What you need to do:
Filter the entries that follow, copying every line in which the word "rand" appears.

Material supplied:
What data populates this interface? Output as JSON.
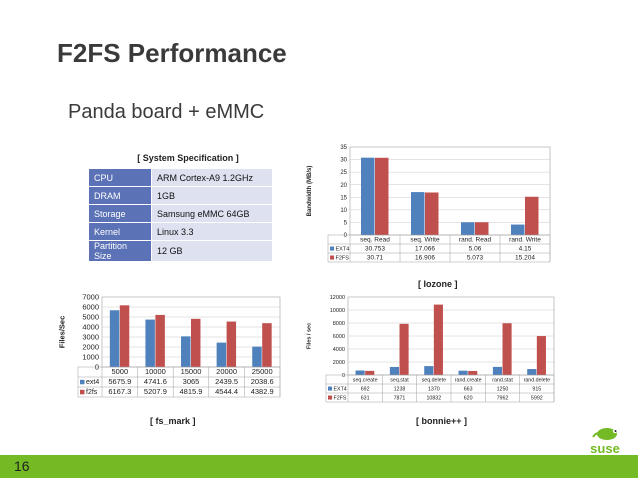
{
  "title": "F2FS Performance",
  "subtitle": "Panda board + eMMC",
  "spec": {
    "caption": "[ System Specification ]",
    "rows": [
      {
        "key": "CPU",
        "value": "ARM Cortex-A9 1.2GHz"
      },
      {
        "key": "DRAM",
        "value": "1GB"
      },
      {
        "key": "Storage",
        "value": "Samsung eMMC 64GB"
      },
      {
        "key": "Kernel",
        "value": "Linux 3.3"
      },
      {
        "key": "Partition Size",
        "value": "12 GB"
      }
    ]
  },
  "page_number": "16",
  "logo_text": "suse",
  "colors": {
    "ext4": "#4f81bd",
    "f2fs": "#c0504d",
    "footer": "#73ba25",
    "spec_key": "#5b73b6",
    "spec_value": "#dde1f0"
  },
  "chart_data": [
    {
      "id": "iozone",
      "type": "bar",
      "caption": "[ Iozone ]",
      "ylabel": "Bandwidth (MB/s)",
      "categories": [
        "seq. Read",
        "seq. Write",
        "rand. Read",
        "rand. Write"
      ],
      "series": [
        {
          "name": "EXT4",
          "values": [
            30.753,
            17.066,
            5.06,
            4.15
          ],
          "labels": [
            "30.753",
            "17.066",
            "5.06",
            "4.15"
          ]
        },
        {
          "name": "F2FS",
          "values": [
            30.71,
            16.906,
            5.073,
            15.204
          ],
          "labels": [
            "30.71",
            "16.906",
            "5.073",
            "15.204"
          ]
        }
      ],
      "ylim": [
        0,
        35
      ],
      "yticks": [
        0,
        5,
        10,
        15,
        20,
        25,
        30,
        35
      ],
      "grid": true,
      "legend": "data-table"
    },
    {
      "id": "fsmark",
      "type": "bar",
      "caption": "[ fs_mark ]",
      "ylabel": "Files/Sec",
      "categories": [
        "5000",
        "10000",
        "15000",
        "20000",
        "25000"
      ],
      "series": [
        {
          "name": "ext4",
          "values": [
            5675.9,
            4741.6,
            3065,
            2439.5,
            2038.6
          ],
          "labels": [
            "5675.9",
            "4741.6",
            "3065",
            "2439.5",
            "2038.6"
          ]
        },
        {
          "name": "f2fs",
          "values": [
            6167.3,
            5207.9,
            4815.9,
            4544.4,
            4382.9
          ],
          "labels": [
            "6167.3",
            "5207.9",
            "4815.9",
            "4544.4",
            "4382.9"
          ]
        }
      ],
      "ylim": [
        0,
        7000
      ],
      "yticks": [
        0,
        1000,
        2000,
        3000,
        4000,
        5000,
        6000,
        7000
      ],
      "grid": true,
      "legend": "data-table"
    },
    {
      "id": "bonnie",
      "type": "bar",
      "caption": "[ bonnie++ ]",
      "ylabel": "Files / sec",
      "categories": [
        "seq.create",
        "seq.stat",
        "seq.delete",
        "rand.create",
        "rand.stat",
        "rand.delete"
      ],
      "series": [
        {
          "name": "EXT4",
          "values": [
            692,
            1238,
            1370,
            663,
            1250,
            915
          ],
          "labels": [
            "692",
            "1238",
            "1370",
            "663",
            "1250",
            "915"
          ]
        },
        {
          "name": "F2FS",
          "values": [
            631,
            7871,
            10832,
            620,
            7962,
            5992
          ],
          "labels": [
            "631",
            "7871",
            "10832",
            "620",
            "7962",
            "5992"
          ]
        }
      ],
      "ylim": [
        0,
        12000
      ],
      "yticks": [
        0,
        2000,
        4000,
        6000,
        8000,
        10000,
        12000
      ],
      "grid": true,
      "legend": "data-table"
    }
  ]
}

Result below:
        "rand. Read",
        "rand. Write"
        "rand.create",
        "rand.stat",
        "rand.delete"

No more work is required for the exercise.